↓

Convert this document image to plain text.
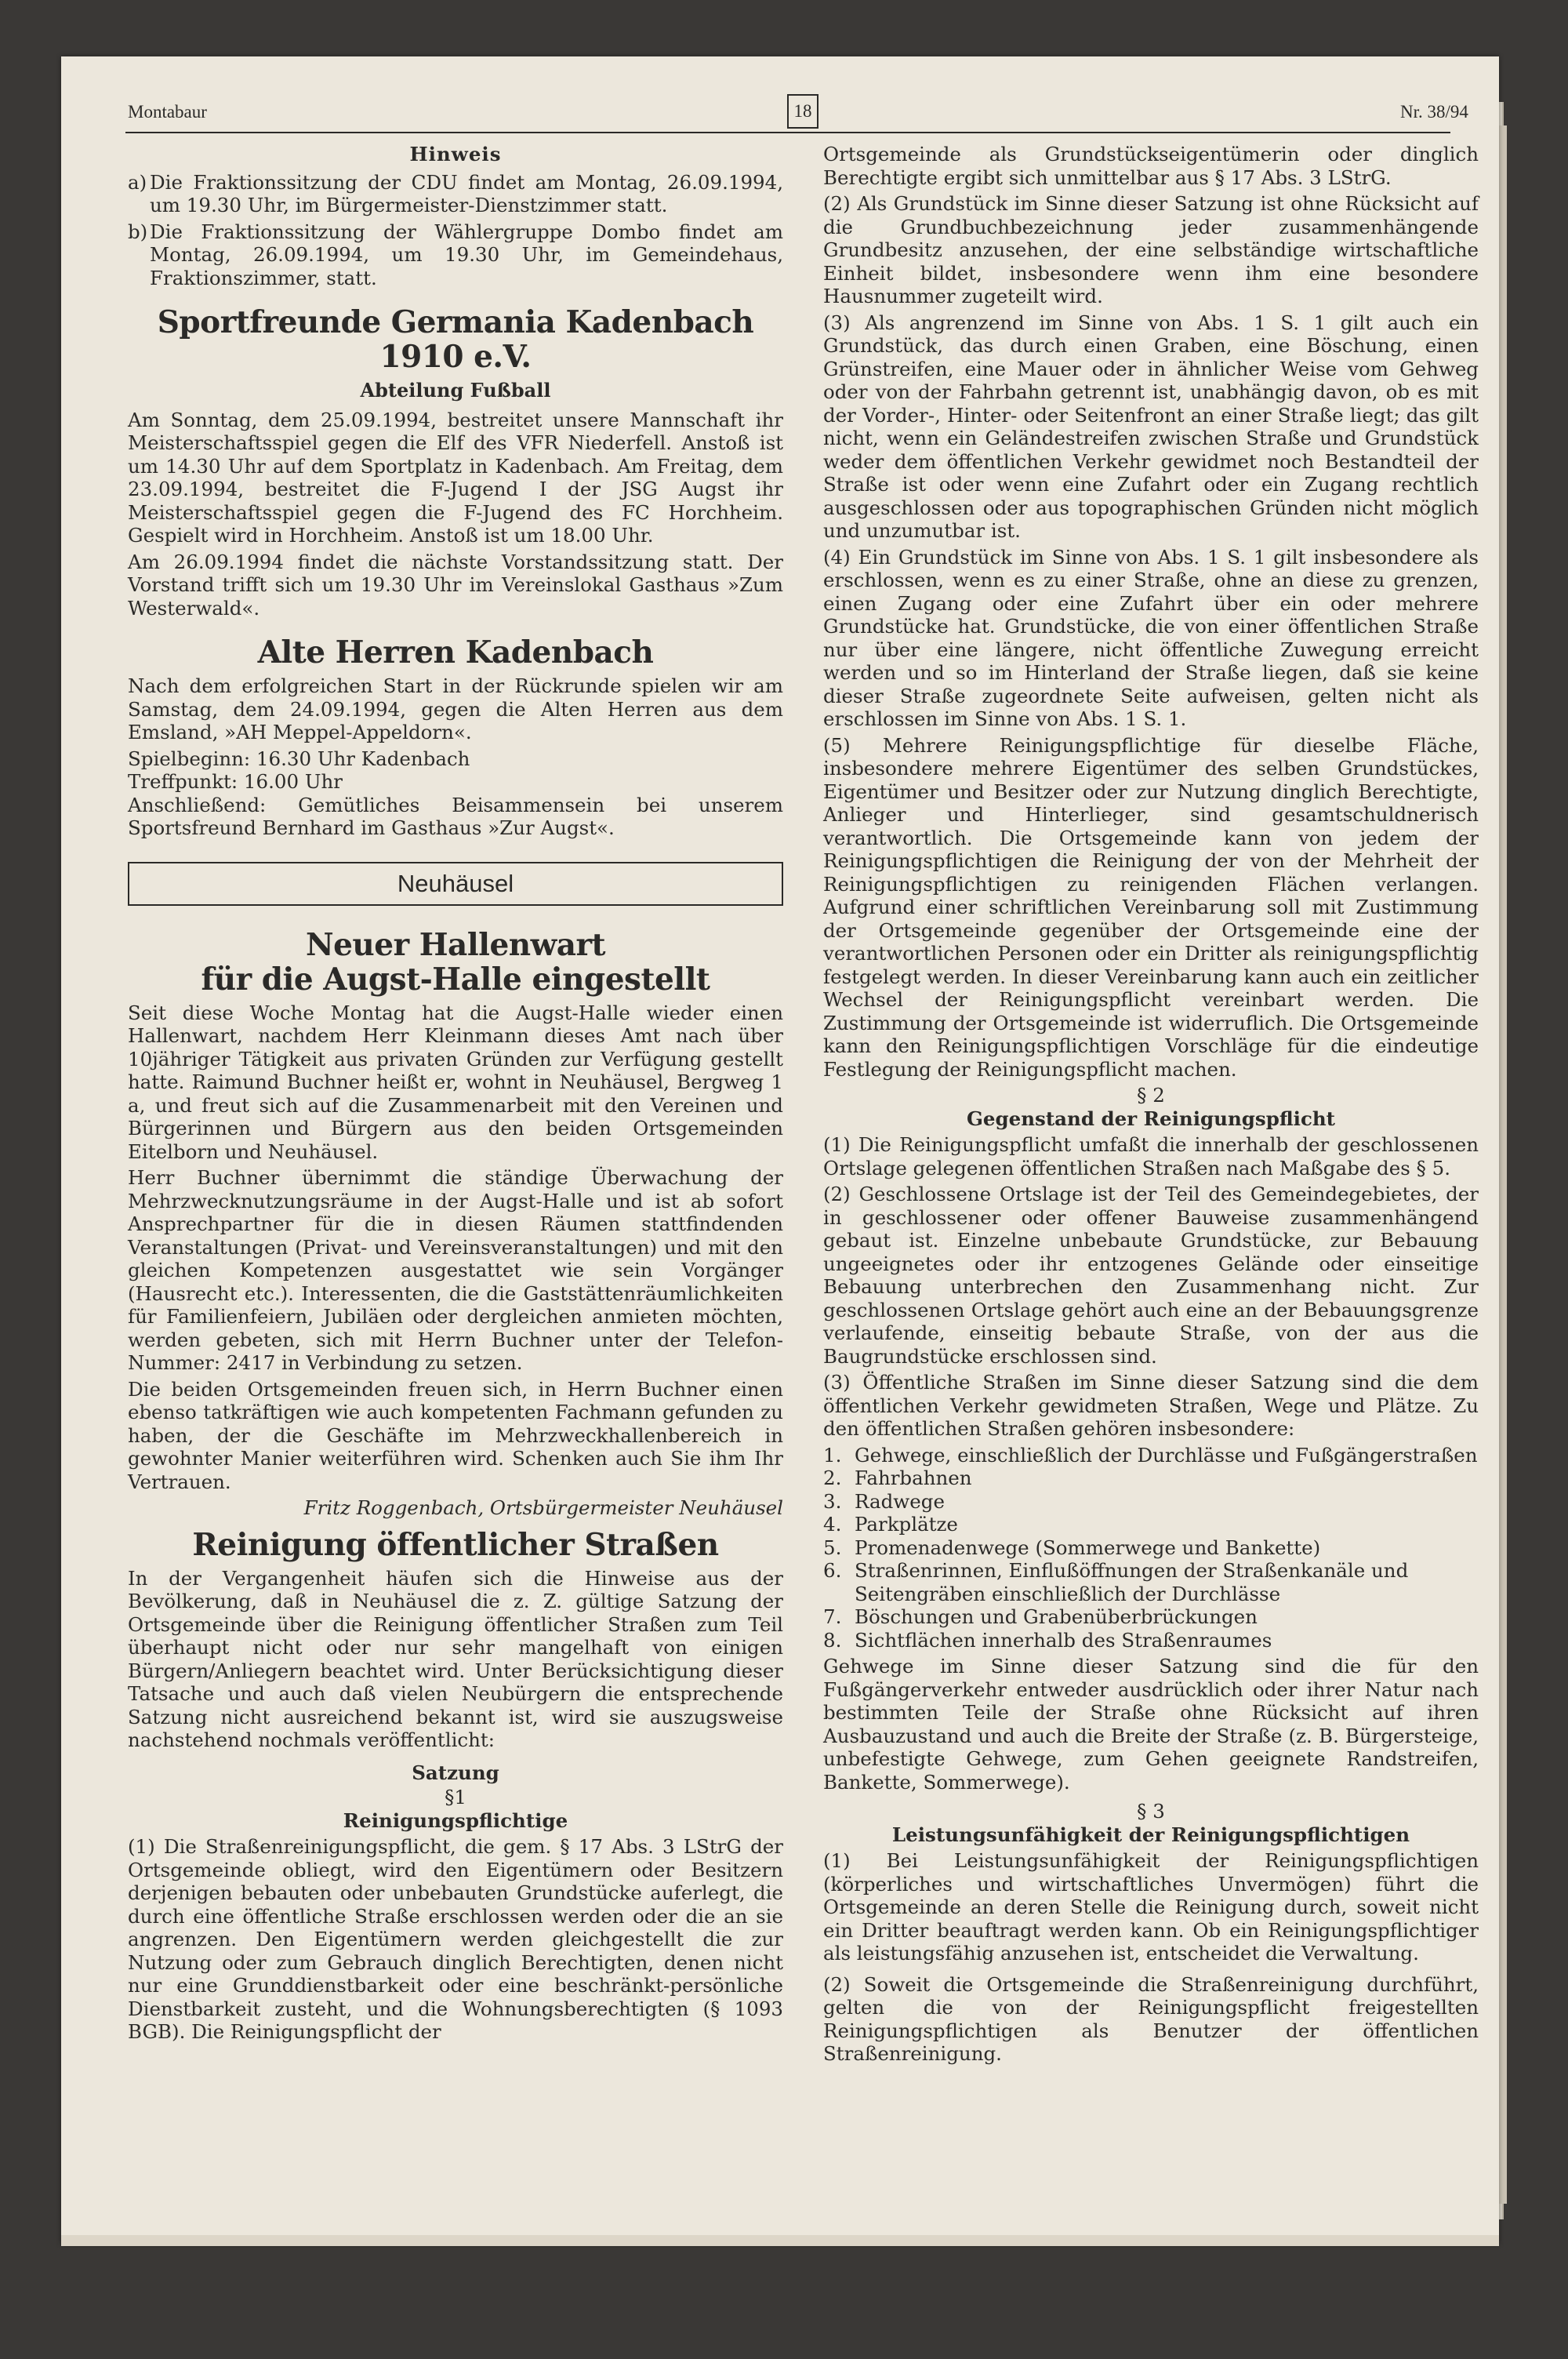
Montabaur	18	Nr. 38/94
Hinweis
a) Die Fraktionssitzung der CDU findet am Montag, 26.09.1994, um 19.30 Uhr, im Bürgermeister-Dienstzimmer statt.
b) Die Fraktionssitzung der Wählergruppe Dombo findet am Montag, 26.09.1994, um 19.30 Uhr, im Gemeindehaus, Fraktionszimmer, statt.
Sportfreunde Germania Kadenbach 1910 e.V.
Abteilung Fußball

Am Sonntag, dem 25.09.1994, bestreitet unsere Mannschaft ihr Meisterschaftsspiel gegen die Elf des VFR Niederfell. Anstoß ist um 14.30 Uhr auf dem Sportplatz in Kadenbach. Am Freitag, dem 23.09.1994, bestreitet die F-Jugend I der JSG Augst ihr Meisterschaftsspiel gegen die F-Jugend des FC Horchheim. Gespielt wird in Horchheim. Anstoß ist um 18.00 Uhr.

Am 26.09.1994 findet die nächste Vorstandssitzung statt. Der Vorstand trifft sich um 19.30 Uhr im Vereinslokal Gasthaus »Zum Westerwald«.

Alte Herren Kadenbach

Nach dem erfolgreichen Start in der Rückrunde spielen wir am Samstag, dem 24.09.1994, gegen die Alten Herren aus dem Emsland, »AH Meppel-Appeldorn«.

Spielbeginn: 16.30 Uhr Kadenbach
Treffpunkt: 16.00 Uhr

Anschließend: Gemütliches Beisammensein bei unserem Sportsfreund Bernhard im Gasthaus »Zur Augst«.

Neuhäusel
Neuer Hallenwart
für die Augst-Halle eingestellt

Seit diese Woche Montag hat die Augst-Halle wieder einen Hallenwart, nachdem Herr Kleinmann dieses Amt nach über 10jähriger Tätigkeit aus privaten Gründen zur Verfügung gestellt hatte. Raimund Buchner heißt er, wohnt in Neuhäusel, Bergweg 1 a, und freut sich auf die Zusammenarbeit mit den Vereinen und Bürgerinnen und Bürgern aus den beiden Ortsgemeinden Eitelborn und Neuhäusel.

Herr Buchner übernimmt die ständige Überwachung der Mehrzwecknutzungsräume in der Augst-Halle und ist ab sofort Ansprechpartner für die in diesen Räumen stattfindenden Veranstaltungen (Privat- und Vereinsveranstaltungen) und mit den gleichen Kompetenzen ausgestattet wie sein Vorgänger (Hausrecht etc.). Interessenten, die die Gaststättenräumlichkeiten für Familienfeiern, Jubiläen oder dergleichen anmieten möchten, werden gebeten, sich mit Herrn Buchner unter der Telefon-Nummer: 2417 in Verbindung zu setzen.

Die beiden Ortsgemeinden freuen sich, in Herrn Buchner einen ebenso tatkräftigen wie auch kompetenten Fachmann gefunden zu haben, der die Geschäfte im Mehrzweckhallenbereich in gewohnter Manier weiterführen wird. Schenken auch Sie ihm Ihr Vertrauen.

Fritz Roggenbach, Ortsbürgermeister Neuhäusel
Reinigung öffentlicher Straßen

In der Vergangenheit häufen sich die Hinweise aus der Bevölkerung, daß in Neuhäusel die z. Z. gültige Satzung der Ortsgemeinde über die Reinigung öffentlicher Straßen zum Teil überhaupt nicht oder nur sehr mangelhaft von einigen Bürgern/Anliegern beachtet wird. Unter Berücksichtigung dieser Tatsache und auch daß vielen Neubürgern die entsprechende Satzung nicht ausreichend bekannt ist, wird sie auszugsweise nachstehend nochmals veröffentlicht:

Satzung
§1
Reinigungspflichtige

(1) Die Straßenreinigungspflicht, die gem. § 17 Abs. 3 LStrG der Ortsgemeinde obliegt, wird den Eigentümern oder Besitzern derjenigen bebauten oder unbebauten Grundstücke auferlegt, die durch eine öffentliche Straße erschlossen werden oder die an sie angrenzen. Den Eigentümern werden gleichgestellt die zur Nutzung oder zum Gebrauch dinglich Berechtigten, denen nicht nur eine Grunddienstbarkeit oder eine beschränkt-persönliche Dienstbarkeit zusteht, und die Wohnungsberechtigten (§ 1093 BGB). Die Reinigungspflicht der

Ortsgemeinde als Grundstückseigentümerin oder dinglich Berechtigte ergibt sich unmittelbar aus § 17 Abs. 3 LStrG.

(2) Als Grundstück im Sinne dieser Satzung ist ohne Rücksicht auf die Grundbuchbezeichnung jeder zusammenhängende Grundbesitz anzusehen, der eine selbständige wirtschaftliche Einheit bildet, insbesondere wenn ihm eine besondere Hausnummer zugeteilt wird.

(3) Als angrenzend im Sinne von Abs. 1 S. 1 gilt auch ein Grundstück, das durch einen Graben, eine Böschung, einen Grünstreifen, eine Mauer oder in ähnlicher Weise vom Gehweg oder von der Fahrbahn getrennt ist, unabhängig davon, ob es mit der Vorder-, Hinter- oder Seitenfront an einer Straße liegt; das gilt nicht, wenn ein Geländestreifen zwischen Straße und Grundstück weder dem öffentlichen Verkehr gewidmet noch Bestandteil der Straße ist oder wenn eine Zufahrt oder ein Zugang rechtlich ausgeschlossen oder aus topographischen Gründen nicht möglich und unzumutbar ist.

(4) Ein Grundstück im Sinne von Abs. 1 S. 1 gilt insbesondere als erschlossen, wenn es zu einer Straße, ohne an diese zu grenzen, einen Zugang oder eine Zufahrt über ein oder mehrere Grundstücke hat. Grundstücke, die von einer öffentlichen Straße nur über eine längere, nicht öffentliche Zuwegung erreicht werden und so im Hinterland der Straße liegen, daß sie keine dieser Straße zugeordnete Seite aufweisen, gelten nicht als erschlossen im Sinne von Abs. 1 S. 1.

(5) Mehrere Reinigungspflichtige für dieselbe Fläche, insbesondere mehrere Eigentümer des selben Grundstückes, Eigentümer und Besitzer oder zur Nutzung dinglich Berechtigte, Anlieger und Hinterlieger, sind gesamtschuldnerisch verantwortlich. Die Ortsgemeinde kann von jedem der Reinigungspflichtigen die Reinigung der von der Mehrheit der Reinigungspflichtigen zu reinigenden Flächen verlangen. Aufgrund einer schriftlichen Vereinbarung soll mit Zustimmung der Ortsgemeinde gegenüber der Ortsgemeinde eine der verantwortlichen Personen oder ein Dritter als reinigungspflichtig festgelegt werden. In dieser Vereinbarung kann auch ein zeitlicher Wechsel der Reinigungspflicht vereinbart werden. Die Zustimmung der Ortsgemeinde ist widerruflich. Die Ortsgemeinde kann den Reinigungspflichtigen Vorschläge für die eindeutige Festlegung der Reinigungspflicht machen.

§ 2
Gegenstand der Reinigungspflicht

(1) Die Reinigungspflicht umfaßt die innerhalb der geschlossenen Ortslage gelegenen öffentlichen Straßen nach Maßgabe des § 5.

(2) Geschlossene Ortslage ist der Teil des Gemeindegebietes, der in geschlossener oder offener Bauweise zusammenhängend gebaut ist. Einzelne unbebaute Grundstücke, zur Bebauung ungeeignetes oder ihr entzogenes Gelände oder einseitige Bebauung unterbrechen den Zusammenhang nicht. Zur geschlossenen Ortslage gehört auch eine an der Bebauungsgrenze verlaufende, einseitig bebaute Straße, von der aus die Baugrundstücke erschlossen sind.

(3) Öffentliche Straßen im Sinne dieser Satzung sind die dem öffentlichen Verkehr gewidmeten Straßen, Wege und Plätze. Zu den öffentlichen Straßen gehören insbesondere:

1. Gehwege, einschließlich der Durchlässe und Fußgängerstraßen
2. Fahrbahnen
3. Radwege
4. Parkplätze
5. Promenadenwege (Sommerwege und Bankette)
6. Straßenrinnen, Einflußöffnungen der Straßenkanäle und Seitengräben einschließlich der Durchlässe
7. Böschungen und Grabenüberbrückungen
8. Sichtflächen innerhalb des Straßenraumes

Gehwege im Sinne dieser Satzung sind die für den Fußgängerverkehr entweder ausdrücklich oder ihrer Natur nach bestimmten Teile der Straße ohne Rücksicht auf ihren Ausbauzustand und auch die Breite der Straße (z. B. Bürgersteige, unbefestigte Gehwege, zum Gehen geeignete Randstreifen, Bankette, Sommerwege).

§ 3
Leistungsunfähigkeit der Reinigungspflichtigen

(1) Bei Leistungsunfähigkeit der Reinigungspflichtigen (körperliches und wirtschaftliches Unvermögen) führt die Ortsgemeinde an deren Stelle die Reinigung durch, soweit nicht ein Dritter beauftragt werden kann. Ob ein Reinigungspflichtiger als leistungsfähig anzusehen ist, entscheidet die Verwaltung.

(2) Soweit die Ortsgemeinde die Straßenreinigung durchführt, gelten die von der Reinigungspflicht freigestellten Reinigungspflichtigen als Benutzer der öffentlichen Straßenreinigung.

↑

• _Work item_:
Would you show each line of the material above that contains the string "Zufahrt"?

• _Reply_:
(3) Als angrenzend im Sinne von Abs. 1 S. 1 gilt auch ein Grundstück, das durch einen Graben, eine Böschung, einen Grünstreifen, eine Mauer oder in ähnlicher Weise vom Gehweg oder von der Fahrbahn getrennt ist, unabhängig davon, ob es mit der Vorder-, Hinter- oder Seitenfront an einer Straße liegt; das gilt nicht, wenn ein Geländestreifen zwischen Straße und Grundstück weder dem öffentlichen Verkehr gewidmet noch Bestandteil der Straße ist oder wenn eine Zufahrt oder ein Zugang rechtlich ausgeschlossen oder aus topographischen Gründen nicht möglich und unzumutbar ist.
(4) Ein Grundstück im Sinne von Abs. 1 S. 1 gilt insbesondere als erschlossen, wenn es zu einer Straße, ohne an diese zu grenzen, einen Zugang oder eine Zufahrt über ein oder mehrere Grundstücke hat. Grundstücke, die von einer öffentlichen Straße nur über eine längere, nicht öffentliche Zuwegung erreicht werden und so im Hinterland der Straße liegen, daß sie keine dieser Straße zugeordnete Seite aufweisen, gelten nicht als erschlossen im Sinne von Abs. 1 S. 1.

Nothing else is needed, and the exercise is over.